SOURCE TEXT:

The augmented product includes any after-sale service, delivery, or installation. This is your Fitbit’s software updates or your video game’s patches. When Home Depot installs your brand new washer and dryer, that’s a good example, too.
Lastly, you have the promised product, which includes potential trade-in value, dependability, and status. Lumen Learning says it best in this quote:
There is no definite promise that a Mercedes-Benz holds its value better than a BMW. There will always be exceptions. How many parents have installed a swimming pool based on the implied promise that their two teenagers will stay home more or that they will entertain friends more often?
Do airlines sell products?
I found a wonderful example on Mountain Goat Software that goes into detail about how airlines provide products. Seriously! I’ll give you a basic overview here, but I also encourage you to read the original article.
Airlines are typically thought of as a service. They move people from Point A to Point B. Simple as that.
But what about the website where you check a flight’s status? What about the system for scheduling aircraft maintenance? What about the system that allows crew members to set their schedules and request time off? Many of these systems are created in-house, so in this sense, the service industry is augmenting their service with products. One clearly faces customers, another indirectly serves customers, and the last one is purely internal.

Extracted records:
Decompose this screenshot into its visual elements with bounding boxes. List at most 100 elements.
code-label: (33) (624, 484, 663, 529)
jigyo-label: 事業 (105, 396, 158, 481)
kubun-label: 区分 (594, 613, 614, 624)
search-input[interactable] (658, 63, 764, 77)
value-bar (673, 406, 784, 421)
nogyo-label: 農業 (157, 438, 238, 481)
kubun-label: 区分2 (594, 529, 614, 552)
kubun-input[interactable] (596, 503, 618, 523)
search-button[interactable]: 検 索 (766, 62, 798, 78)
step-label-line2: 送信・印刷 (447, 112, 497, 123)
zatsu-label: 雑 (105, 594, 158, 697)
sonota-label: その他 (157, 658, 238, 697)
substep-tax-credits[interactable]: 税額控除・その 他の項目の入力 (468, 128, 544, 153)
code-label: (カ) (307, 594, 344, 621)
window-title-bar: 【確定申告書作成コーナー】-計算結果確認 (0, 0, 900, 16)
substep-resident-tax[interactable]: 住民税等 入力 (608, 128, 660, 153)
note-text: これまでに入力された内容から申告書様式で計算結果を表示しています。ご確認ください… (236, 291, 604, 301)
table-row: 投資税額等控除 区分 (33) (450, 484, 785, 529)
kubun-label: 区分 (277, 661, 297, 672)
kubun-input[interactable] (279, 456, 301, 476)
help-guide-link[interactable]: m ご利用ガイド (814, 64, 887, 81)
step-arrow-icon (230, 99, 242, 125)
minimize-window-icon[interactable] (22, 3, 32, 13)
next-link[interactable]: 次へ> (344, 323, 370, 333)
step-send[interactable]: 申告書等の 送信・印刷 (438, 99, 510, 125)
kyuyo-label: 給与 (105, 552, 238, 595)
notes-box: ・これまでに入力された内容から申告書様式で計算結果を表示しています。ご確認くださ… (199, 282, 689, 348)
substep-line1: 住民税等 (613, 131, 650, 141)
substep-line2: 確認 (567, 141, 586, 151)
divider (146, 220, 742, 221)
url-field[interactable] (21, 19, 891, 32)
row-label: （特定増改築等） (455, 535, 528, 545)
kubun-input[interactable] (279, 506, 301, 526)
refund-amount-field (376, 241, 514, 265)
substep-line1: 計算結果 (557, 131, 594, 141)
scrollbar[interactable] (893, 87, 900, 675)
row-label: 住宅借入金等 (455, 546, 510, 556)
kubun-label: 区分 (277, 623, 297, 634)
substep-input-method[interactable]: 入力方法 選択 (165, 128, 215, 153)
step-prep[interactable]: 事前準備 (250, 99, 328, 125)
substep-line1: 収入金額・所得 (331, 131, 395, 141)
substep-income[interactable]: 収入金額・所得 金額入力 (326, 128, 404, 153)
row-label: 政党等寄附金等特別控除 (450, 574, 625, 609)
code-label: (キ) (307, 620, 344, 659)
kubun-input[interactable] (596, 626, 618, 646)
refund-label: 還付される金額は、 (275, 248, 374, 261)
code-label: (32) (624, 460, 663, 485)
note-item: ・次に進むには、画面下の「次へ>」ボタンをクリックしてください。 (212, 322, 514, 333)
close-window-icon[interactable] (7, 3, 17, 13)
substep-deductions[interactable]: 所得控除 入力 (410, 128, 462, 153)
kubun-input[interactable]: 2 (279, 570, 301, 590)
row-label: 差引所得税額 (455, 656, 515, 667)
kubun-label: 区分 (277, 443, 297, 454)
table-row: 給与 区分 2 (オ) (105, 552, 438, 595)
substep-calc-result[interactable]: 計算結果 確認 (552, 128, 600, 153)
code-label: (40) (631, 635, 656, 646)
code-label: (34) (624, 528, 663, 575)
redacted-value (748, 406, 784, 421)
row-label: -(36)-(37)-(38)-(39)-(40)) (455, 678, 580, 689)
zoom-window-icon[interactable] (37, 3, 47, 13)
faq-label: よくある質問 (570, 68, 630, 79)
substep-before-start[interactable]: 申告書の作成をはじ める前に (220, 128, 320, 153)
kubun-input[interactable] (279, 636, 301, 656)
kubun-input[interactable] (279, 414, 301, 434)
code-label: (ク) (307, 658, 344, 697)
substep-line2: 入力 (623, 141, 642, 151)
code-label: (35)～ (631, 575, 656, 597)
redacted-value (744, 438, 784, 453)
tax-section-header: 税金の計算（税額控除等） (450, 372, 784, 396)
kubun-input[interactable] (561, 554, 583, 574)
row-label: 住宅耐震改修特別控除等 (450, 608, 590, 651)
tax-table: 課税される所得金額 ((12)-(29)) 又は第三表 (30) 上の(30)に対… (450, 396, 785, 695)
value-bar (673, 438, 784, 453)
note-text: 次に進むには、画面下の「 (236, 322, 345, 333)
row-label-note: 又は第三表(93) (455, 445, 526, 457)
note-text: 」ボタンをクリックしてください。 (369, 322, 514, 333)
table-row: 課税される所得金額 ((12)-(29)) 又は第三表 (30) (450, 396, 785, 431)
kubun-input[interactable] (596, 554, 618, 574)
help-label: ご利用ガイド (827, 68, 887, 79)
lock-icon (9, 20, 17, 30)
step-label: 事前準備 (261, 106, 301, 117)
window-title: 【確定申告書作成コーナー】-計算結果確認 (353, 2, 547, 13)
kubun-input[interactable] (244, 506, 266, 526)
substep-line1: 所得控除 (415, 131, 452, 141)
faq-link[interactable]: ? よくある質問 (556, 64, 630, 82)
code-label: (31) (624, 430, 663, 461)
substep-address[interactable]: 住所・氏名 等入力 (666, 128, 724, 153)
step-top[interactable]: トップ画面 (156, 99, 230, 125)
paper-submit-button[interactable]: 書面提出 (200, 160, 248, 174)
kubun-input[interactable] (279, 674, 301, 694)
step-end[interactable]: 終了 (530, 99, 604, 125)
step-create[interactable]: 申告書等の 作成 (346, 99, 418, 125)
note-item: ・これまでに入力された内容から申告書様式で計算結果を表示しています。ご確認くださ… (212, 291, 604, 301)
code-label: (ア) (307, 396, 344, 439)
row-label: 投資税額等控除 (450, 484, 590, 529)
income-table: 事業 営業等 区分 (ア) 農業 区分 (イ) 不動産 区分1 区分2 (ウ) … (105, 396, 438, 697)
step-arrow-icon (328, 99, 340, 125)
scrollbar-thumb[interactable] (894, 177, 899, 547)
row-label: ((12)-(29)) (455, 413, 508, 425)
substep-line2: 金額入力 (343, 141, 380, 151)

USING THE INFORMATION:
1. According to the source text, what does the promised product include?
2. Sum up the source text in two sentences.
3. Print the source text from "Do airlines sell" up to and including "the original article.".

SOLVED PROBLEMS:
1. Potential trade-in value, dependability, and status.

2. The augmented product covers after-sale service, delivery, or installation, while the promised product includes potential trade-in value, dependability, and status. Airlines are usually thought of as a service, but they also add products to that service, such as a website for checking flight status, a maintenance scheduling system, and a system for crew schedules, many of them created in-house.

3.
Do airlines sell products?
I found a wonderful example on Mountain Goat Software that goes into detail about how airlines provide products. Seriously! I’ll give you a basic overview here, but I also encourage you to read the original article.